Your objective >> All of the entries below should be returned verbatim, apart from the pictures.

Exercise inputs Block Start

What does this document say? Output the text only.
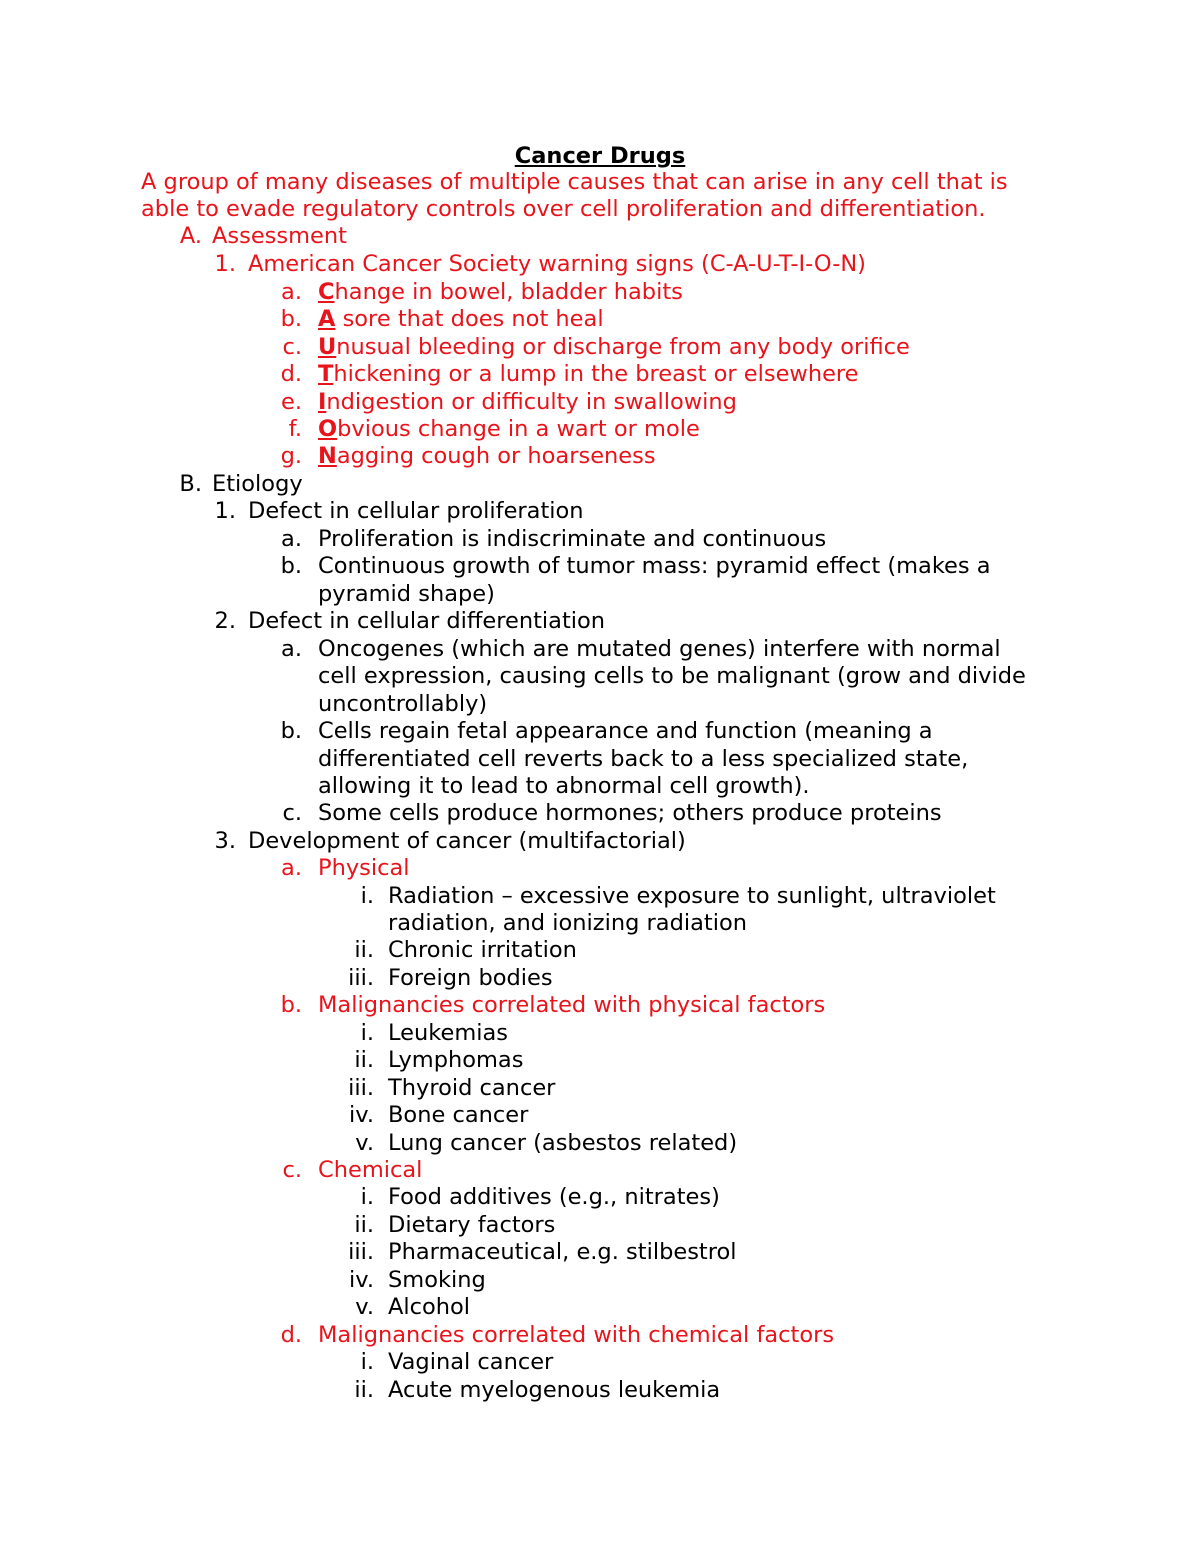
Cancer Drugs
A group of many diseases of multiple causes that can arise in any cell that is
able to evade regulatory controls over cell proliferation and differentiation.
A. Assessment
1. American Cancer Society warning signs (C-A-U-T-I-O-N)
a. Change in bowel, bladder habits
b. A sore that does not heal
c. Unusual bleeding or discharge from any body orifice
d. Thickening or a lump in the breast or elsewhere
e. Indigestion or difficulty in swallowing
f. Obvious change in a wart or mole
g. Nagging cough or hoarseness
B. Etiology
1. Defect in cellular proliferation
a. Proliferation is indiscriminate and continuous
b. Continuous growth of tumor mass: pyramid effect (makes a
pyramid shape)
2. Defect in cellular differentiation
a. Oncogenes (which are mutated genes) interfere with normal
cell expression, causing cells to be malignant (grow and divide
uncontrollably)
b. Cells regain fetal appearance and function (meaning a
differentiated cell reverts back to a less specialized state,
allowing it to lead to abnormal cell growth).
c. Some cells produce hormones; others produce proteins
3. Development of cancer (multifactorial)
a. Physical
i. Radiation – excessive exposure to sunlight, ultraviolet
radiation, and ionizing radiation
ii. Chronic irritation
iii. Foreign bodies
b. Malignancies correlated with physical factors
i. Leukemias
ii. Lymphomas
iii. Thyroid cancer
iv. Bone cancer
v. Lung cancer (asbestos related)
c. Chemical
i. Food additives (e.g., nitrates)
ii. Dietary factors
iii. Pharmaceutical, e.g. stilbestrol
iv. Smoking
v. Alcohol
d. Malignancies correlated with chemical factors
i. Vaginal cancer
ii. Acute myelogenous leukemia
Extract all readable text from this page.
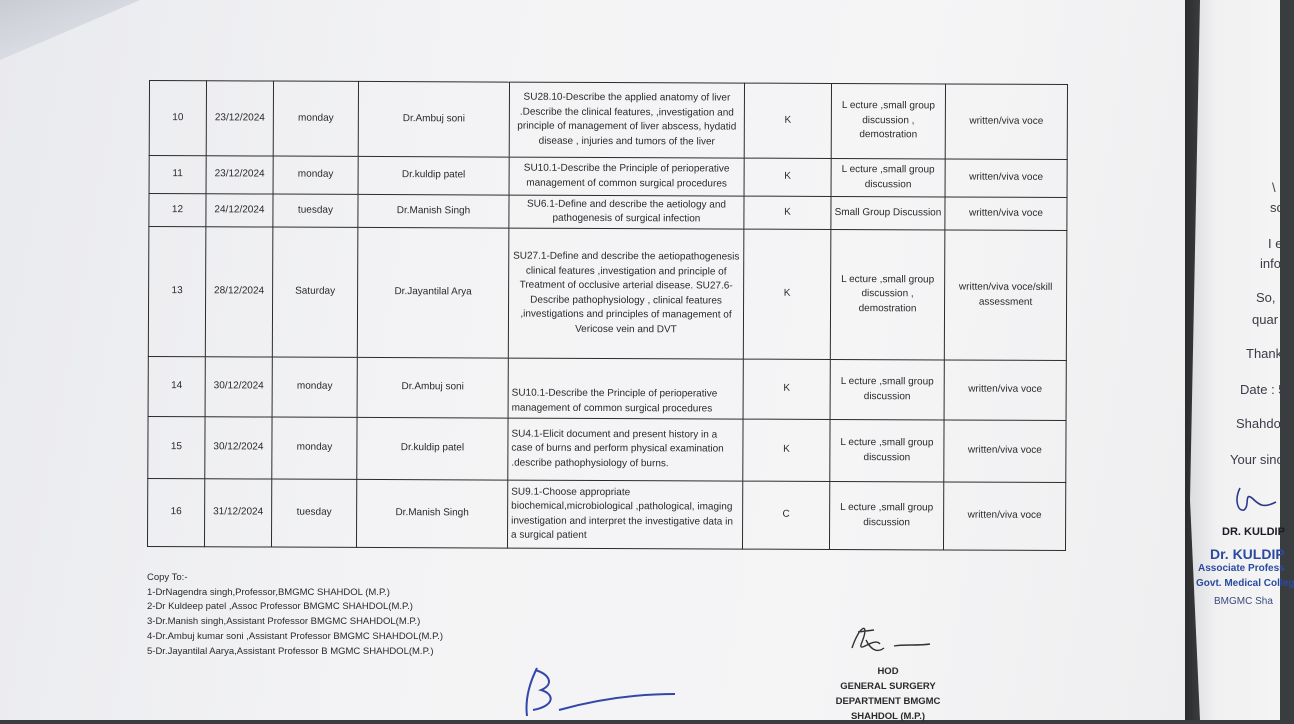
\
so
I e
info
So,
quar
Thank
Date : 5
Shahdol
Your sinc
DR. KULDIP
Dr. KULDIP
Associate Profess
Govt. Medical Colleg
BMGMC Sha
10	23/12/2024	monday	Dr.Ambuj soni	SU28.10-Describe the applied anatomy of liver .Describe the clinical features, ,investigation and principle of management of liver abscess, hydatid disease , injuries and tumors of the liver	K	L ecture ,small group discussion , demostration	written/viva voce
11	23/12/2024	monday	Dr.kuldip patel	SU10.1-Describe the Principle of perioperative management of common surgical procedures	K	L ecture ,small group discussion	written/viva voce
12	24/12/2024	tuesday	Dr.Manish Singh	SU6.1-Define and describe the aetiology and pathogenesis of surgical infection	K	Small Group Discussion	written/viva voce
13	28/12/2024	Saturday	Dr.Jayantilal Arya	SU27.1-Define and describe the aetiopathogenesis clinical features ,investigation and principle of Treatment of occlusive arterial disease. SU27.6-Describe pathophysiology , clinical features ,investigations and principles of management of Vericose vein and DVT	K	L ecture ,small group discussion , demostration	written/viva voce/skill assessment
14	30/12/2024	monday	Dr.Ambuj soni	SU10.1-Describe the Principle of perioperative management of common surgical procedures	K	L ecture ,small group discussion	written/viva voce
15	30/12/2024	monday	Dr.kuldip patel	SU4.1-Elicit document and present history in a case of burns and perform physical examination .describe pathophysiology of burns.	K	L ecture ,small group discussion	written/viva voce
16	31/12/2024	tuesday	Dr.Manish Singh	SU9.1-Choose appropriate biochemical,microbiological ,pathological, imaging investigation and interpret the investigative data in a surgical patient	C	L ecture ,small group discussion	written/viva voce
Copy To:-
1-DrNagendra singh,Professor,BMGMC SHAHDOL (M.P.)
2-Dr Kuldeep patel ,Assoc Professor BMGMC SHAHDOL(M.P.)
3-Dr.Manish singh,Assistant Professor BMGMC SHAHDOL(M.P.)
4-Dr.Ambuj kumar soni ,Assistant Professor BMGMC SHAHDOL(M.P.)
5-Dr.Jayantilal Aarya,Assistant Professor B MGMC SHAHDOL(M.P.)
HOD
GENERAL SURGERY
DEPARTMENT BMGMC
SHAHDOL (M.P.)
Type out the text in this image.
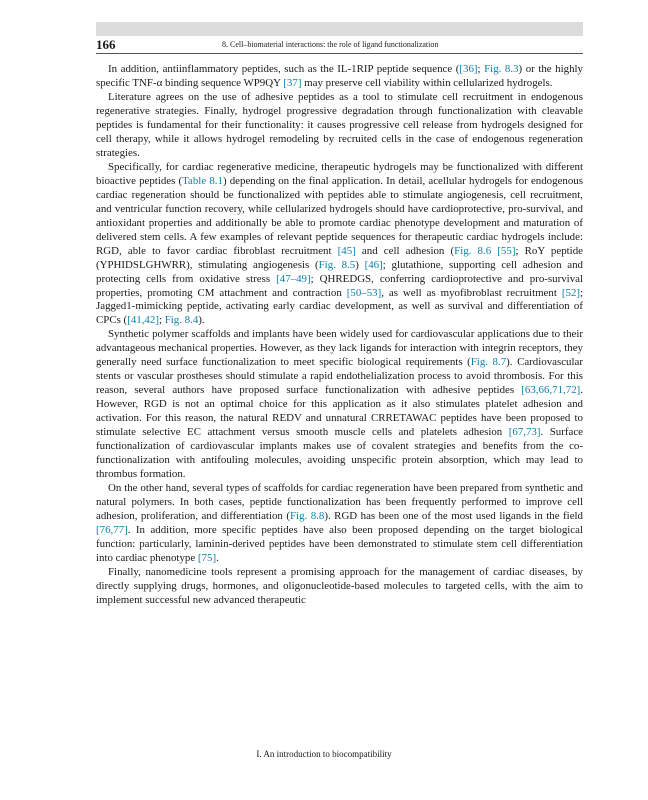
166	8. Cell–biomaterial interactions: the role of ligand functionalization

In addition, antiinflammatory peptides, such as the IL-1RIP peptide sequence ([36]; Fig. 8.3) or the highly specific TNF-α binding sequence WP9QY [37] may preserve cell viability within cellularized hydrogels.

Literature agrees on the use of adhesive peptides as a tool to stimulate cell recruitment in endogenous regenerative strategies. Finally, hydrogel progressive degradation through functionalization with cleavable peptides is fundamental for their functionality: it causes progressive cell release from hydrogels designed for cell therapy, while it allows hydrogel remodeling by recruited cells in the case of endogenous regeneration strategies.

Specifically, for cardiac regenerative medicine, therapeutic hydrogels may be functionalized with different bioactive peptides (Table 8.1) depending on the final application. In detail, acellular hydrogels for endogenous cardiac regeneration should be functionalized with peptides able to stimulate angiogenesis, cell recruitment, and ventricular function recovery, while cellularized hydrogels should have cardioprotective, pro-survival, and antioxidant properties and additionally be able to promote cardiac phenotype development and maturation of delivered stem cells. A few examples of relevant peptide sequences for therapeutic cardiac hydrogels include: RGD, able to favor cardiac fibroblast recruitment [45] and cell adhesion (Fig. 8.6 [55]; RoY peptide (YPHIDSLGHWRR), stimulating angiogenesis (Fig. 8.5) [46]; glutathione, supporting cell adhesion and protecting cells from oxidative stress [47–49]; QHREDGS, conferring cardioprotective and pro-survival properties, promoting CM attachment and contraction [50–53], as well as myofibroblast recruitment [52]; Jagged1-mimicking peptide, activating early cardiac development, as well as survival and differentiation of CPCs ([41,42]; Fig. 8.4).

Synthetic polymer scaffolds and implants have been widely used for cardiovascular applications due to their advantageous mechanical properties. However, as they lack ligands for interaction with integrin receptors, they generally need surface functionalization to meet specific biological requirements (Fig. 8.7). Cardiovascular stents or vascular prostheses should stimulate a rapid endothelialization process to avoid thrombosis. For this reason, several authors have proposed surface functionalization with adhesive peptides [63,66,71,72]. However, RGD is not an optimal choice for this application as it also stimulates platelet adhesion and activation. For this reason, the natural REDV and unnatural CRRETAWAC peptides have been proposed to stimulate selective EC attachment versus smooth muscle cells and platelets adhesion [67,73]. Surface functionalization of cardiovascular implants makes use of covalent strategies and benefits from the co-functionalization with antifouling molecules, avoiding unspecific protein absorption, which may lead to thrombus formation.

On the other hand, several types of scaffolds for cardiac regeneration have been prepared from synthetic and natural polymers. In both cases, peptide functionalization has been frequently performed to improve cell adhesion, proliferation, and differentiation (Fig. 8.8). RGD has been one of the most used ligands in the field [76,77]. In addition, more specific peptides have also been proposed depending on the target biological function: particularly, laminin-derived peptides have been demonstrated to stimulate stem cell differentiation into cardiac phenotype [75].

Finally, nanomedicine tools represent a promising approach for the management of cardiac diseases, by directly supplying drugs, hormones, and oligonucleotide-based molecules to targeted cells, with the aim to implement successful new advanced therapeutic

I. An introduction to biocompatibility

Exercise inputs Block End

Answer to the problem >>
What does this document say? Output the text only.
Cancer Drugs
A group of many diseases of multiple causes that can arise in any cell that is
able to evade regulatory controls over cell proliferation and differentiation.
A. Assessment
1. American Cancer Society warning signs (C-A-U-T-I-O-N)
a. Change in bowel, bladder habits
b. A sore that does not heal
c. Unusual bleeding or discharge from any body orifice
d. Thickening or a lump in the breast or elsewhere
e. Indigestion or difficulty in swallowing
f. Obvious change in a wart or mole
g. Nagging cough or hoarseness
B. Etiology
1. Defect in cellular proliferation
a. Proliferation is indiscriminate and continuous
b. Continuous growth of tumor mass: pyramid effect (makes a
pyramid shape)
2. Defect in cellular differentiation
a. Oncogenes (which are mutated genes) interfere with normal
cell expression, causing cells to be malignant (grow and divide
uncontrollably)
b. Cells regain fetal appearance and function (meaning a
differentiated cell reverts back to a less specialized state,
allowing it to lead to abnormal cell growth).
c. Some cells produce hormones; others produce proteins
3. Development of cancer (multifactorial)
a. Physical
i. Radiation – excessive exposure to sunlight, ultraviolet
radiation, and ionizing radiation
ii. Chronic irritation
iii. Foreign bodies
b. Malignancies correlated with physical factors
i. Leukemias
ii. Lymphomas
iii. Thyroid cancer
iv. Bone cancer
v. Lung cancer (asbestos related)
c. Chemical
i. Food additives (e.g., nitrates)
ii. Dietary factors
iii. Pharmaceutical, e.g. stilbestrol
iv. Smoking
v. Alcohol
d. Malignancies correlated with chemical factors
i. Vaginal cancer
ii. Acute myelogenous leukemia
Extract all readable text from this page.
\
so
I e
info
So,
quar
Thank
Date : 5
Shahdol
Your sinc
DR. KULDIP
Dr. KULDIP
Associate Profess
Govt. Medical Colleg
BMGMC Sha
10	23/12/2024	monday	Dr.Ambuj soni	SU28.10-Describe the applied anatomy of liver .Describe the clinical features, ,investigation and principle of management of liver abscess, hydatid disease , injuries and tumors of the liver	K	L ecture ,small group discussion , demostration	written/viva voce
11	23/12/2024	monday	Dr.kuldip patel	SU10.1-Describe the Principle of perioperative management of common surgical procedures	K	L ecture ,small group discussion	written/viva voce
12	24/12/2024	tuesday	Dr.Manish Singh	SU6.1-Define and describe the aetiology and pathogenesis of surgical infection	K	Small Group Discussion	written/viva voce
13	28/12/2024	Saturday	Dr.Jayantilal Arya	SU27.1-Define and describe the aetiopathogenesis clinical features ,investigation and principle of Treatment of occlusive arterial disease. SU27.6-Describe pathophysiology , clinical features ,investigations and principles of management of Vericose vein and DVT	K	L ecture ,small group discussion , demostration	written/viva voce/skill assessment
14	30/12/2024	monday	Dr.Ambuj soni	SU10.1-Describe the Principle of perioperative management of common surgical procedures	K	L ecture ,small group discussion	written/viva voce
15	30/12/2024	monday	Dr.kuldip patel	SU4.1-Elicit document and present history in a case of burns and perform physical examination .describe pathophysiology of burns.	K	L ecture ,small group discussion	written/viva voce
16	31/12/2024	tuesday	Dr.Manish Singh	SU9.1-Choose appropriate biochemical,microbiological ,pathological, imaging investigation and interpret the investigative data in a surgical patient	C	L ecture ,small group discussion	written/viva voce
Copy To:-
1-DrNagendra singh,Professor,BMGMC SHAHDOL (M.P.)
2-Dr Kuldeep patel ,Assoc Professor BMGMC SHAHDOL(M.P.)
3-Dr.Manish singh,Assistant Professor BMGMC SHAHDOL(M.P.)
4-Dr.Ambuj kumar soni ,Assistant Professor BMGMC SHAHDOL(M.P.)
5-Dr.Jayantilal Aarya,Assistant Professor B MGMC SHAHDOL(M.P.)
HOD
GENERAL SURGERY
DEPARTMENT BMGMC
SHAHDOL (M.P.)
Type out the text in this image.
166	8. Cell–biomaterial interactions: the role of ligand functionalization

In addition, antiinflammatory peptides, such as the IL-1RIP peptide sequence ([36]; Fig. 8.3) or the highly specific TNF-α binding sequence WP9QY [37] may preserve cell viability within cellularized hydrogels.

Literature agrees on the use of adhesive peptides as a tool to stimulate cell recruitment in endogenous regenerative strategies. Finally, hydrogel progressive degradation through functionalization with cleavable peptides is fundamental for their functionality: it causes progressive cell release from hydrogels designed for cell therapy, while it allows hydrogel remodeling by recruited cells in the case of endogenous regeneration strategies.

Specifically, for cardiac regenerative medicine, therapeutic hydrogels may be functionalized with different bioactive peptides (Table 8.1) depending on the final application. In detail, acellular hydrogels for endogenous cardiac regeneration should be functionalized with peptides able to stimulate angiogenesis, cell recruitment, and ventricular function recovery, while cellularized hydrogels should have cardioprotective, pro-survival, and antioxidant properties and additionally be able to promote cardiac phenotype development and maturation of delivered stem cells. A few examples of relevant peptide sequences for therapeutic cardiac hydrogels include: RGD, able to favor cardiac fibroblast recruitment [45] and cell adhesion (Fig. 8.6 [55]; RoY peptide (YPHIDSLGHWRR), stimulating angiogenesis (Fig. 8.5) [46]; glutathione, supporting cell adhesion and protecting cells from oxidative stress [47–49]; QHREDGS, conferring cardioprotective and pro-survival properties, promoting CM attachment and contraction [50–53], as well as myofibroblast recruitment [52]; Jagged1-mimicking peptide, activating early cardiac development, as well as survival and differentiation of CPCs ([41,42]; Fig. 8.4).

Synthetic polymer scaffolds and implants have been widely used for cardiovascular applications due to their advantageous mechanical properties. However, as they lack ligands for interaction with integrin receptors, they generally need surface functionalization to meet specific biological requirements (Fig. 8.7). Cardiovascular stents or vascular prostheses should stimulate a rapid endothelialization process to avoid thrombosis. For this reason, several authors have proposed surface functionalization with adhesive peptides [63,66,71,72]. However, RGD is not an optimal choice for this application as it also stimulates platelet adhesion and activation. For this reason, the natural REDV and unnatural CRRETAWAC peptides have been proposed to stimulate selective EC attachment versus smooth muscle cells and platelets adhesion [67,73]. Surface functionalization of cardiovascular implants makes use of covalent strategies and benefits from the co-functionalization with antifouling molecules, avoiding unspecific protein absorption, which may lead to thrombus formation.

On the other hand, several types of scaffolds for cardiac regeneration have been prepared from synthetic and natural polymers. In both cases, peptide functionalization has been frequently performed to improve cell adhesion, proliferation, and differentiation (Fig. 8.8). RGD has been one of the most used ligands in the field [76,77]. In addition, more specific peptides have also been proposed depending on the target biological function: particularly, laminin-derived peptides have been demonstrated to stimulate stem cell differentiation into cardiac phenotype [75].

Finally, nanomedicine tools represent a promising approach for the management of cardiac diseases, by directly supplying drugs, hormones, and oligonucleotide-based molecules to targeted cells, with the aim to implement successful new advanced therapeutic

I. An introduction to biocompatibility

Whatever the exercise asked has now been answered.